*Exercise aim*
Copy each line of the data below exactly, leaving out pictures.

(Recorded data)
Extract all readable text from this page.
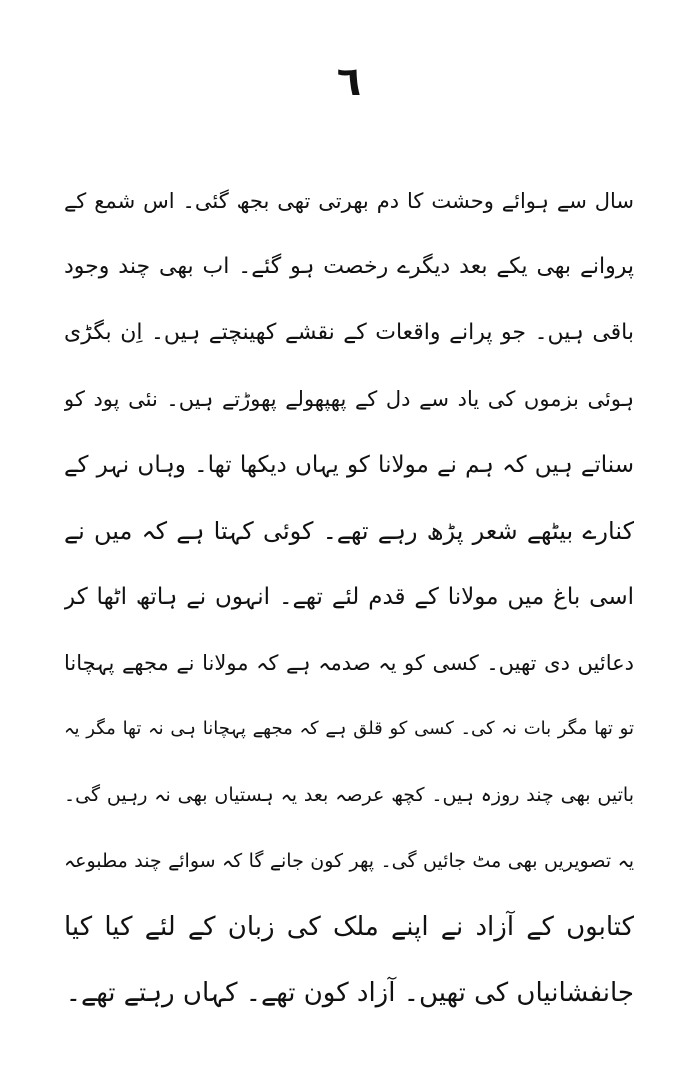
٦
سال سے ہوائے وحشت کا دم بھرتی تھی بجھ گئی۔ اس شمع کے
پروانے بھی یکے بعد دیگرے رخصت ہو گئے۔ اب بھی چند وجود
باقی ہیں۔ جو پرانے واقعات کے نقشے کھینچتے ہیں۔ اِن بگڑی
ہوئی بزموں کی یاد سے دل کے پھپھولے پھوڑتے ہیں۔ نئی پود کو
سناتے ہیں کہ ہم نے مولانا کو یہاں دیکھا تھا۔ وہاں نہر کے
کنارے بیٹھے شعر پڑھ رہے تھے۔ کوئی کہتا ہے کہ میں نے
اسی باغ میں مولانا کے قدم لئے تھے۔ انہوں نے ہاتھ اٹھا کر
دعائیں دی تھیں۔ کسی کو یہ صدمہ ہے کہ مولانا نے مجھے پہچانا
تو تھا مگر بات نہ کی۔ کسی کو قلق ہے کہ مجھے پہچانا ہی نہ تھا مگر یہ
باتیں بھی چند روزہ ہیں۔ کچھ عرصہ بعد یہ ہستیاں بھی نہ رہیں گی۔
یہ تصویریں بھی مٹ جائیں گی۔ پھر کون جانے گا کہ سوائے چند مطبوعہ
کتابوں کے آزاد نے اپنے ملک کی زبان کے لئے کیا کیا
جانفشانیاں کی تھیں۔ آزاد کون تھے۔ کہاں رہتے تھے۔
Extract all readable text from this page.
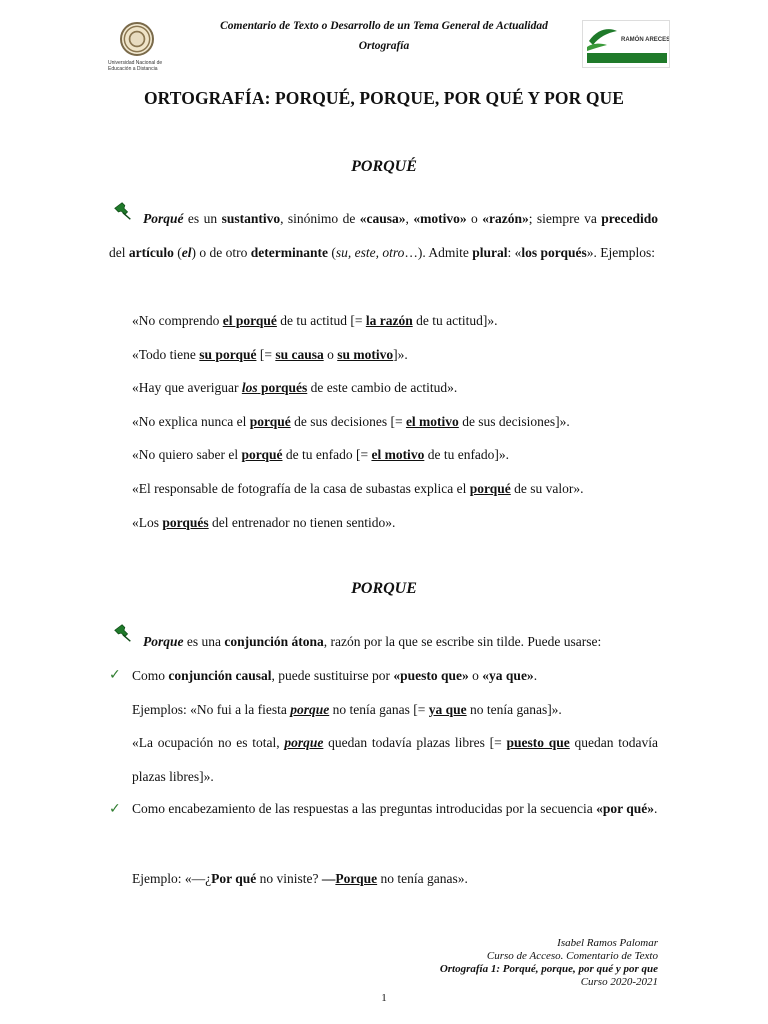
Comentario de Texto o Desarrollo de un Tema General de Actualidad
Ortografía
Universidad Nacional de Educación a Distancia
RAMÓN ARECES
ORTOGRAFÍA: PORQUÉ, PORQUE, POR QUÉ Y POR QUE
PORQUÉ
Porqué es un sustantivo, sinónimo de «causa», «motivo» o «razón»; siempre va precedido del artículo (el) o de otro determinante (su, este, otro…). Admite plural: «los porqués». Ejemplos:
«No comprendo el porqué de tu actitud [= la razón de tu actitud]».
«Todo tiene su porqué [= su causa o su motivo]».
«Hay que averiguar los porqués de este cambio de actitud».
«No explica nunca el porqué de sus decisiones [= el motivo de sus decisiones]».
«No quiero saber el porqué de tu enfado [= el motivo de tu enfado]».
«El responsable de fotografía de la casa de subastas explica el porqué de su valor».
«Los porqués del entrenador no tienen sentido».
PORQUE
Porque es una conjunción átona, razón por la que se escribe sin tilde. Puede usarse:
✓ Como conjunción causal, puede sustituirse por «puesto que» o «ya que».
Ejemplos: «No fui a la fiesta porque no tenía ganas [= ya que no tenía ganas]».
«La ocupación no es total, porque quedan todavía plazas libres [= puesto que quedan todavía plazas libres]».
✓ Como encabezamiento de las respuestas a las preguntas introducidas por la secuencia «por qué».
Ejemplo: «—¿Por qué no viniste? —Porque no tenía ganas».
Isabel Ramos Palomar
Curso de Acceso. Comentario de Texto
Ortografía 1: Porqué, porque, por qué y por que
Curso 2020-2021
1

*Final answer*
Extract all readable text from this page.
٦
سال سے ہوائے وحشت کا دم بھرتی تھی بجھ گئی۔ اس شمع کے
پروانے بھی یکے بعد دیگرے رخصت ہو گئے۔ اب بھی چند وجود
باقی ہیں۔ جو پرانے واقعات کے نقشے کھینچتے ہیں۔ اِن بگڑی
ہوئی بزموں کی یاد سے دل کے پھپھولے پھوڑتے ہیں۔ نئی پود کو
سناتے ہیں کہ ہم نے مولانا کو یہاں دیکھا تھا۔ وہاں نہر کے
کنارے بیٹھے شعر پڑھ رہے تھے۔ کوئی کہتا ہے کہ میں نے
اسی باغ میں مولانا کے قدم لئے تھے۔ انہوں نے ہاتھ اٹھا کر
دعائیں دی تھیں۔ کسی کو یہ صدمہ ہے کہ مولانا نے مجھے پہچانا
تو تھا مگر بات نہ کی۔ کسی کو قلق ہے کہ مجھے پہچانا ہی نہ تھا مگر یہ
باتیں بھی چند روزہ ہیں۔ کچھ عرصہ بعد یہ ہستیاں بھی نہ رہیں گی۔
یہ تصویریں بھی مٹ جائیں گی۔ پھر کون جانے گا کہ سوائے چند مطبوعہ
کتابوں کے آزاد نے اپنے ملک کی زبان کے لئے کیا کیا
جانفشانیاں کی تھیں۔ آزاد کون تھے۔ کہاں رہتے تھے۔
Extract all readable text from this page.
Comentario de Texto o Desarrollo de un Tema General de Actualidad
Ortografía
Universidad Nacional de Educación a Distancia
RAMÓN ARECES
ORTOGRAFÍA: PORQUÉ, PORQUE, POR QUÉ Y POR QUE
PORQUÉ
Porqué es un sustantivo, sinónimo de «causa», «motivo» o «razón»; siempre va precedido del artículo (el) o de otro determinante (su, este, otro…). Admite plural: «los porqués». Ejemplos:
«No comprendo el porqué de tu actitud [= la razón de tu actitud]».
«Todo tiene su porqué [= su causa o su motivo]».
«Hay que averiguar los porqués de este cambio de actitud».
«No explica nunca el porqué de sus decisiones [= el motivo de sus decisiones]».
«No quiero saber el porqué de tu enfado [= el motivo de tu enfado]».
«El responsable de fotografía de la casa de subastas explica el porqué de su valor».
«Los porqués del entrenador no tienen sentido».
PORQUE
Porque es una conjunción átona, razón por la que se escribe sin tilde. Puede usarse:
✓ Como conjunción causal, puede sustituirse por «puesto que» o «ya que».
Ejemplos: «No fui a la fiesta porque no tenía ganas [= ya que no tenía ganas]».
«La ocupación no es total, porque quedan todavía plazas libres [= puesto que quedan todavía plazas libres]».
✓ Como encabezamiento de las respuestas a las preguntas introducidas por la secuencia «por qué».
Ejemplo: «—¿Por qué no viniste? —Porque no tenía ganas».
Isabel Ramos Palomar
Curso de Acceso. Comentario de Texto
Ortografía 1: Porqué, porque, por qué y por que
Curso 2020-2021
1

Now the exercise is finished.